Data lines:
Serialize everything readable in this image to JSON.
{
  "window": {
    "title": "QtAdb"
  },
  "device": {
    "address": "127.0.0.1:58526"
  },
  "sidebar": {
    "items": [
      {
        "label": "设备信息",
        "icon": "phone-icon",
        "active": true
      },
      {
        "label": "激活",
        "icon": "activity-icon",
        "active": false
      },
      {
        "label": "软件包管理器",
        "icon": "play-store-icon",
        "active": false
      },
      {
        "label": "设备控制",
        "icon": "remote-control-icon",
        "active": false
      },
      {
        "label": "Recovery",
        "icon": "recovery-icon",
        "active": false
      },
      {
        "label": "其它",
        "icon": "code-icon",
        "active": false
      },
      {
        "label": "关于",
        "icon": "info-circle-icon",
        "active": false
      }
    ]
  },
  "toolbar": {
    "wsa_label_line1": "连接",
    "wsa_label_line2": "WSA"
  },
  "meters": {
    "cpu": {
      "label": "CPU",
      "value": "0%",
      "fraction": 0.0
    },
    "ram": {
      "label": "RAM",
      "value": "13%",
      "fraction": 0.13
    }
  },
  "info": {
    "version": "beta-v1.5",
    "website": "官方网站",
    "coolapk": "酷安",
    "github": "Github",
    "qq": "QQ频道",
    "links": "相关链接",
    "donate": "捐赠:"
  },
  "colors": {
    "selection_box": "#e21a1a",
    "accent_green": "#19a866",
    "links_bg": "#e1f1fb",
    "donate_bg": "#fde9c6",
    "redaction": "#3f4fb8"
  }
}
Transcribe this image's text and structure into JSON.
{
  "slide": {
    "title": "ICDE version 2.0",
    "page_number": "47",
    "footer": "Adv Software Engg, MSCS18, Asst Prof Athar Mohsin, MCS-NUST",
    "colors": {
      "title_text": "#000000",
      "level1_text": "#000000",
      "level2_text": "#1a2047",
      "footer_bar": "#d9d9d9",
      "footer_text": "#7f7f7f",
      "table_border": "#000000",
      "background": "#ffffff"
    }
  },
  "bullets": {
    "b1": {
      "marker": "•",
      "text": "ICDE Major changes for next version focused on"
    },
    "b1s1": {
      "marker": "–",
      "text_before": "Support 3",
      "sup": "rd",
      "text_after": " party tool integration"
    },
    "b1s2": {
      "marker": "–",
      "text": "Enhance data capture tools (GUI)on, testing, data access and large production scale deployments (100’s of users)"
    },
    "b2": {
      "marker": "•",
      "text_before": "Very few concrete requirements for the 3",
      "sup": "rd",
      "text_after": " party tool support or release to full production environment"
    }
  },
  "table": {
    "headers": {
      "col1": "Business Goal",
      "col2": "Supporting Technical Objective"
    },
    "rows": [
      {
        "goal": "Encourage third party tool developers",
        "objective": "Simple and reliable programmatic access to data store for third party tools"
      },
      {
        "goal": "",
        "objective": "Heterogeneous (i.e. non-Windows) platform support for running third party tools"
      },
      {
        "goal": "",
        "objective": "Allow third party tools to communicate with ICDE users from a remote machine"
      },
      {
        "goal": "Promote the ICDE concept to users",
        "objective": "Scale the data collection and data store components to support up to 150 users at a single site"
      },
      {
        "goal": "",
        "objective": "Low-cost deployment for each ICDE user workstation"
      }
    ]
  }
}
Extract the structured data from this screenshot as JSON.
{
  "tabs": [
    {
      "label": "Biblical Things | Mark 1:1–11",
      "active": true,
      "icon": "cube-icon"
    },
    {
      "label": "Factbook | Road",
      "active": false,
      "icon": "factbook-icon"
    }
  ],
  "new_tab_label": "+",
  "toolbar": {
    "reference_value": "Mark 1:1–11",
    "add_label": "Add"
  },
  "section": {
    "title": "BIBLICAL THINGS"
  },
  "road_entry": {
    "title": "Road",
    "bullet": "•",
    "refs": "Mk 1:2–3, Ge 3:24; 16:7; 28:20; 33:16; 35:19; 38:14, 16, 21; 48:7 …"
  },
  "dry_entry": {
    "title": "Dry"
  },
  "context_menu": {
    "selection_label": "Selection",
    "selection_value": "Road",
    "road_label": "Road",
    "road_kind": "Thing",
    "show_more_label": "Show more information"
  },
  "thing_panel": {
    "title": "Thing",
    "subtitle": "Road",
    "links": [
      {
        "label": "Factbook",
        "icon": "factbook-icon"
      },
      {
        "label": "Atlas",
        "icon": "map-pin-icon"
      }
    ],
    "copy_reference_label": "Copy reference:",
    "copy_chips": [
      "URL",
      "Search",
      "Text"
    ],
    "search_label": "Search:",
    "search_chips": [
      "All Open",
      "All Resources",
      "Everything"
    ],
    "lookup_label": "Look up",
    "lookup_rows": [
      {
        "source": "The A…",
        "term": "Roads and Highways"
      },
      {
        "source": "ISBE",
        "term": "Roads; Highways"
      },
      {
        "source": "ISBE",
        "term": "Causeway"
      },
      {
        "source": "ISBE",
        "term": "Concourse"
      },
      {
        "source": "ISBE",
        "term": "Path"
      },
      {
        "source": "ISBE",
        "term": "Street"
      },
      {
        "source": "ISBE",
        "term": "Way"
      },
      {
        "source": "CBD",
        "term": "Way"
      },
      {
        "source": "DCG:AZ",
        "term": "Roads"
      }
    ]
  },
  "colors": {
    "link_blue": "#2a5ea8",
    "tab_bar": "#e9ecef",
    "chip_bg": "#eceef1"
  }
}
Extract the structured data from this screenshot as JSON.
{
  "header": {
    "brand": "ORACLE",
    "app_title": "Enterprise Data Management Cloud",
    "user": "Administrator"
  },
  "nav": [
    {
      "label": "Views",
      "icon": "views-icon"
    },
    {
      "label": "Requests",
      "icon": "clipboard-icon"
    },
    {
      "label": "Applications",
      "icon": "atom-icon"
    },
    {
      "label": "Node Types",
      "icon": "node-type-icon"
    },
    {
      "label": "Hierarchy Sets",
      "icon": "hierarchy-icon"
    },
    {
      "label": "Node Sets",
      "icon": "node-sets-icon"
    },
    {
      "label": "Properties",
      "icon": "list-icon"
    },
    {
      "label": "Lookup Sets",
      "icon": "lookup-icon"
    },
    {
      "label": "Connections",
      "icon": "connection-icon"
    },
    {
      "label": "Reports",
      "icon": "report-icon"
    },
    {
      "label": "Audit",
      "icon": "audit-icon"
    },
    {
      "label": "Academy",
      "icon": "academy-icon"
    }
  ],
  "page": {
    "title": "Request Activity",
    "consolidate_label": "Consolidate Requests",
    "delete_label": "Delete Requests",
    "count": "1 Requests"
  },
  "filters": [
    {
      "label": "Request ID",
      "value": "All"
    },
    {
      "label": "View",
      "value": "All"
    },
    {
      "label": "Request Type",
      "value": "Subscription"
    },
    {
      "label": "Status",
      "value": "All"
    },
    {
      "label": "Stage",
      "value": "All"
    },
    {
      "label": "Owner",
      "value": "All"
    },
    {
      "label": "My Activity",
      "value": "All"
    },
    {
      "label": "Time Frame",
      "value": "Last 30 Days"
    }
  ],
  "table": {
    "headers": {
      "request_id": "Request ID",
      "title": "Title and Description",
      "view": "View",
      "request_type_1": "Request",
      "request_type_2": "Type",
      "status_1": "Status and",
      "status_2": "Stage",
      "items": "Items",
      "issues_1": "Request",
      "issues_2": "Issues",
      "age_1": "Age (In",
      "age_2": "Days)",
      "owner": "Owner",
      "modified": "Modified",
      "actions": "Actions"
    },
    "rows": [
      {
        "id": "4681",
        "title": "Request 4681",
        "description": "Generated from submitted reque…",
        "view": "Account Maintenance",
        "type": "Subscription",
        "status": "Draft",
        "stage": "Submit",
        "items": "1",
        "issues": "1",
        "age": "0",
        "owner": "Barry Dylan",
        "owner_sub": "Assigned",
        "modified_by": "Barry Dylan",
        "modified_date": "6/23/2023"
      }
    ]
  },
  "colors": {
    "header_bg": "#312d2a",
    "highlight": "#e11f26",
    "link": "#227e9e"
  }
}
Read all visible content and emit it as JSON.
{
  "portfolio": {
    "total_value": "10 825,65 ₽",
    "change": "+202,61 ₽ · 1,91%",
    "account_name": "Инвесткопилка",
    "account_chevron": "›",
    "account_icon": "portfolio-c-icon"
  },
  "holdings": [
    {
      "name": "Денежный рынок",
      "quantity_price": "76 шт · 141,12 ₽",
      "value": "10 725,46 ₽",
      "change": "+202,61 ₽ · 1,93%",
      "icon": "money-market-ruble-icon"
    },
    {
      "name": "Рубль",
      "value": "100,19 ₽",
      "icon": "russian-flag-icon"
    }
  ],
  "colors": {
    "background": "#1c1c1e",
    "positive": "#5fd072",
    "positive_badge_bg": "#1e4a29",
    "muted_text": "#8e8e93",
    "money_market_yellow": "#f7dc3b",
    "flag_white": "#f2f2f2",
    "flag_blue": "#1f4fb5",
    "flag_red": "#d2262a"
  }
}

Problem description: Write out every line of the listing that holds the word "term".

Task output:
        "term": "Roads and Highways"
        "term": "Roads; Highways"
        "term": "Causeway"
        "term": "Concourse"
        "term": "Path"
        "term": "Street"
        "term": "Way"
        "term": "Way"
        "term": "Roads"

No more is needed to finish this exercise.